必須課題:
1. チュアブル錠に関する文章によると、チュアブル錠の硬さには噛み砕きやすさのほかに何が求められますか。その理由もあわせて説明しなさい。
2. チュアブル錠に関する文章の中で、チュアブル錠を製造する際の操作として挙げられているものを、出てくる順にすべて書き出しなさい。
3. チュアブル錠に関する文章のうち、「例えば、主成分、添加物を混合」を含む語句で始まり「大きさは10~20mm、重さは0.6~2g程度が好ましいとされています。」で終わる部分を、「機械的強度」を「物理的強度」に置き換えて書き直しなさい。

文書抜粋:
-=-=-=-=-
例えば、主成分、添加物を混合、常法に従って造粒、乾燥、粉砕し、得られた粉末(顆粒)に矯味剤や滑沢剤等を加えて混合、打錠することにより、チユアブル錠を製造することができます。
5.チュアブル錠の製剤特性
チュアブル錠は噛み砕くことを前提としていることから、そのまま飲み込むことを前提とした錠剤と比べて、下記のような点で異なります。
① 錠剤硬度
チュアブル錠は噛み砕きやすい硬さが要求され、錠剤の硬度は5~15kg/cm2が良いとされています。
高齢者や幼児でも咀嚼きるような硬さが求められますが、一方で、製造や輸送の際に破損しない程度の機械的強度も必要となります。
② 大きさや重量
錠剤の大きさや重さはあまり制約がないことが特徴といえます。
大きさは10~20mm、重さは0.6~2g程度が好ましいとされています。
6.チュアブル錠の主な添加物
チュアブル錠に用いられる添加剤としては、主に下記のものが用いられています。
-=-=-=-=-
保存データ:
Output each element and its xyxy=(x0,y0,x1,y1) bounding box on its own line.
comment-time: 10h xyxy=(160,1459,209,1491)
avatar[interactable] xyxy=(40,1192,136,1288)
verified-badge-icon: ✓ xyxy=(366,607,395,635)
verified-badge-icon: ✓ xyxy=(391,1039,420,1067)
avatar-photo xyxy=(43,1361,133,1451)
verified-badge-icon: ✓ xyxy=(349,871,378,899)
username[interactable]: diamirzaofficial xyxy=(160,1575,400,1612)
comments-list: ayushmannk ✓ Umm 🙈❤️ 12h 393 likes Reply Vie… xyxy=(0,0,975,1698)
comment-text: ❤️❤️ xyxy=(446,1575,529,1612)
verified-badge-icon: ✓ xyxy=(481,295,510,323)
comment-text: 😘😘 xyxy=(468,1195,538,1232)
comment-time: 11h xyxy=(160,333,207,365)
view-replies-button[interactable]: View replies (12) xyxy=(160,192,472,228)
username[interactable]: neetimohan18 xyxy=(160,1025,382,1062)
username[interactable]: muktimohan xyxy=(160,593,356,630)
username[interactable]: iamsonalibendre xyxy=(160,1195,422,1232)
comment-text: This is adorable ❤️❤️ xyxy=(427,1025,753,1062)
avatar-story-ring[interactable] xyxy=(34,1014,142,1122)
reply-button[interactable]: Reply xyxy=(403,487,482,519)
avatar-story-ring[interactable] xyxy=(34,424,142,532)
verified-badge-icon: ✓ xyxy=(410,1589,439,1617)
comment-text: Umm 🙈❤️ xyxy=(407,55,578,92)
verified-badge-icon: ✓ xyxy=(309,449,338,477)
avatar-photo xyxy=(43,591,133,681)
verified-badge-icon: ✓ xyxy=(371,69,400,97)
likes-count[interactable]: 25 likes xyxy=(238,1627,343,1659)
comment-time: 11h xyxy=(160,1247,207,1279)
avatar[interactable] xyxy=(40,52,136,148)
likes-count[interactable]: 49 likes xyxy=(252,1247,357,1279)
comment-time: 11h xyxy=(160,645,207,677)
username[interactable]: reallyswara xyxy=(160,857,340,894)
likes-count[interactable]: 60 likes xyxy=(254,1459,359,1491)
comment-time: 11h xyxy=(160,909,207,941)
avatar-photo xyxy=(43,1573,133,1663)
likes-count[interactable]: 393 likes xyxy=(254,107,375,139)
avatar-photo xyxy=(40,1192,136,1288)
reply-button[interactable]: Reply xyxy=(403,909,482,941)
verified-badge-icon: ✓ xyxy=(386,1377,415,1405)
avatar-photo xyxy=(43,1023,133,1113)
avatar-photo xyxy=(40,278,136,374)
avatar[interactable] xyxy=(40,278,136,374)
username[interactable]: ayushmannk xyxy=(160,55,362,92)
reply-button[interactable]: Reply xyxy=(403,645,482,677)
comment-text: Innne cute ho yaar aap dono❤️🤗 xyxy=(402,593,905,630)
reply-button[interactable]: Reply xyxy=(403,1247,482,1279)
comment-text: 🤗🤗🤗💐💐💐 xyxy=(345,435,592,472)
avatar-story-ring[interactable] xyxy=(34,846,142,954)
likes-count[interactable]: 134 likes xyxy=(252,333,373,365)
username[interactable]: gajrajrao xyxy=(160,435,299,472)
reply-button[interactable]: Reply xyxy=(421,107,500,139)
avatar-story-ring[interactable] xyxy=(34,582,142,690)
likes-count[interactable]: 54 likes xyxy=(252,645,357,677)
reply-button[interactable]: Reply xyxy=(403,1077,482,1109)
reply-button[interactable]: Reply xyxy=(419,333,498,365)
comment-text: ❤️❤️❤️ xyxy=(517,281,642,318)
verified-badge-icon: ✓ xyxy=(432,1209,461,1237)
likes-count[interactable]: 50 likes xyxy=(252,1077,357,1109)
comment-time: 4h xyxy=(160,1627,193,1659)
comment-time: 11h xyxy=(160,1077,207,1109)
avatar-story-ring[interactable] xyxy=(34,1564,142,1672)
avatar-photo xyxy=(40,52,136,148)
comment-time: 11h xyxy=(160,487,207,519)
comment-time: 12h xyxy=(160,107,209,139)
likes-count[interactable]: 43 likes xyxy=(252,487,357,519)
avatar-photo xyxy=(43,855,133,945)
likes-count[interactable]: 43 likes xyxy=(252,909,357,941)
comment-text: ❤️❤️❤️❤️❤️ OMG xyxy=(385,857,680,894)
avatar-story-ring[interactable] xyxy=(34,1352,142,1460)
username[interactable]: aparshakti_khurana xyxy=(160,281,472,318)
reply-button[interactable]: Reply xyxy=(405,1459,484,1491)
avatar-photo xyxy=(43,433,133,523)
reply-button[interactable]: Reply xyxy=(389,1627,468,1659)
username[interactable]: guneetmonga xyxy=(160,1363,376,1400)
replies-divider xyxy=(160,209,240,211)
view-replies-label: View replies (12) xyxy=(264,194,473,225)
-=-=-=-=-
課題の解答:
1. 製造や輸送の際に破損しない程度の機械的強度が必要とされています。高齢者や幼児でも噛み砕ける硬さが求められる一方で、製造や輸送の途中で錠剤が壊れてはならないからです。

2.
1. 主成分と添加物の混合
2. 造粒
3. 乾燥
4. 粉砕
5. 矯味剤や滑沢剤等を加えての混合
6. 打錠

3.
例えば、主成分、添加物を混合、常法に従って造粒、乾燥、粉砕し、得られた粉末(顆粒)に矯味剤や滑沢剤等を加えて混合、打錠することにより、チユアブル錠を製造することができます。
5.チュアブル錠の製剤特性
チュアブル錠は噛み砕くことを前提としていることから、そのまま飲み込むことを前提とした錠剤と比べて、下記のような点で異なります。
① 錠剤硬度
チュアブル錠は噛み砕きやすい硬さが要求され、錠剤の硬度は5~15kg/cm2が良いとされています。
高齢者や幼児でも咀嚼きるような硬さが求められますが、一方で、製造や輸送の際に破損しない程度の物理的強度も必要となります。
② 大きさや重量
錠剤の大きさや重さはあまり制約がないことが特徴といえます。
大きさは10~20mm、重さは0.6~2g程度が好ましいとされています。